# EXERCISE TASK
The listing below is to be output in its exact form.

---*---

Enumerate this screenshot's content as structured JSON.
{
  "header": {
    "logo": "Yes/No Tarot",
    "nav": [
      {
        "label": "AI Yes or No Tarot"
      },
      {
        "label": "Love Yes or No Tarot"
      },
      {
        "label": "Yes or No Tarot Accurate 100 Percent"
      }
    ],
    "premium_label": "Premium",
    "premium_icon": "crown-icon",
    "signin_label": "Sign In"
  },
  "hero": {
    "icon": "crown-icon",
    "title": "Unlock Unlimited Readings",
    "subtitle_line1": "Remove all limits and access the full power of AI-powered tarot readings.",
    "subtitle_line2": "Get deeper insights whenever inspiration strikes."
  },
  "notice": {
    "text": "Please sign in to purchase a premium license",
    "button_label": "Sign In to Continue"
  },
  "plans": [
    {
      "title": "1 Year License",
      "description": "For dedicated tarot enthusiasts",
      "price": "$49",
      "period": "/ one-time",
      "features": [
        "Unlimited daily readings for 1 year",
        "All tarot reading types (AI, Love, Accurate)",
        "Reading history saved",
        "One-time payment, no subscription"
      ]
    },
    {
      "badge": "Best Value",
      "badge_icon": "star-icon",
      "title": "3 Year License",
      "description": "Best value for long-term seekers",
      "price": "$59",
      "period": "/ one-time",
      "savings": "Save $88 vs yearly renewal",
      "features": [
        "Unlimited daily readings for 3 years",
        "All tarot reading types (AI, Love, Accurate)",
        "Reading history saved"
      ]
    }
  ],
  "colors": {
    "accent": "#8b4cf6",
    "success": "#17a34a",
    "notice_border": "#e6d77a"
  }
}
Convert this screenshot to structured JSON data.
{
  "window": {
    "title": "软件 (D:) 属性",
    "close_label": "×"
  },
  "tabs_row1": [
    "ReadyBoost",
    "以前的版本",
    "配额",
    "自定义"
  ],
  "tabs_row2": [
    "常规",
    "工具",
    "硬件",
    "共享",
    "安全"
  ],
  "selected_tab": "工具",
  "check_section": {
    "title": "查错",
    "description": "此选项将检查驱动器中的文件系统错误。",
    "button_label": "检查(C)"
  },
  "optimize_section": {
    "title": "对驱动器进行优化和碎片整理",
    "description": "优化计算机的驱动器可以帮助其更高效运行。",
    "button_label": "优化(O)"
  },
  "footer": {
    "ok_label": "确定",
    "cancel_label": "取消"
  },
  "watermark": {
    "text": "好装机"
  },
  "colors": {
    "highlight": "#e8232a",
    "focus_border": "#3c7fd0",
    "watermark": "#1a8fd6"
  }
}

---*---

# FULL ANSWER
Enumerate this screenshot's content as structured JSON.
{
  "header": {
    "logo": "Yes/No Tarot",
    "nav": [
      {
        "label": "AI Yes or No Tarot"
      },
      {
        "label": "Love Yes or No Tarot"
      },
      {
        "label": "Yes or No Tarot Accurate 100 Percent"
      }
    ],
    "premium_label": "Premium",
    "premium_icon": "crown-icon",
    "signin_label": "Sign In"
  },
  "hero": {
    "icon": "crown-icon",
    "title": "Unlock Unlimited Readings",
    "subtitle_line1": "Remove all limits and access the full power of AI-powered tarot readings.",
    "subtitle_line2": "Get deeper insights whenever inspiration strikes."
  },
  "notice": {
    "text": "Please sign in to purchase a premium license",
    "button_label": "Sign In to Continue"
  },
  "plans": [
    {
      "title": "1 Year License",
      "description": "For dedicated tarot enthusiasts",
      "price": "$49",
      "period": "/ one-time",
      "features": [
        "Unlimited daily readings for 1 year",
        "All tarot reading types (AI, Love, Accurate)",
        "Reading history saved",
        "One-time payment, no subscription"
      ]
    },
    {
      "badge": "Best Value",
      "badge_icon": "star-icon",
      "title": "3 Year License",
      "description": "Best value for long-term seekers",
      "price": "$59",
      "period": "/ one-time",
      "savings": "Save $88 vs yearly renewal",
      "features": [
        "Unlimited daily readings for 3 years",
        "All tarot reading types (AI, Love, Accurate)",
        "Reading history saved"
      ]
    }
  ],
  "colors": {
    "accent": "#8b4cf6",
    "success": "#17a34a",
    "notice_border": "#e6d77a"
  }
}
Convert this screenshot to structured JSON data.
{
  "window": {
    "title": "软件 (D:) 属性",
    "close_label": "×"
  },
  "tabs_row1": [
    "ReadyBoost",
    "以前的版本",
    "配额",
    "自定义"
  ],
  "tabs_row2": [
    "常规",
    "工具",
    "硬件",
    "共享",
    "安全"
  ],
  "selected_tab": "工具",
  "check_section": {
    "title": "查错",
    "description": "此选项将检查驱动器中的文件系统错误。",
    "button_label": "检查(C)"
  },
  "optimize_section": {
    "title": "对驱动器进行优化和碎片整理",
    "description": "优化计算机的驱动器可以帮助其更高效运行。",
    "button_label": "优化(O)"
  },
  "footer": {
    "ok_label": "确定",
    "cancel_label": "取消"
  },
  "watermark": {
    "text": "好装机"
  },
  "colors": {
    "highlight": "#e8232a",
    "focus_border": "#3c7fd0",
    "watermark": "#1a8fd6"
  }
}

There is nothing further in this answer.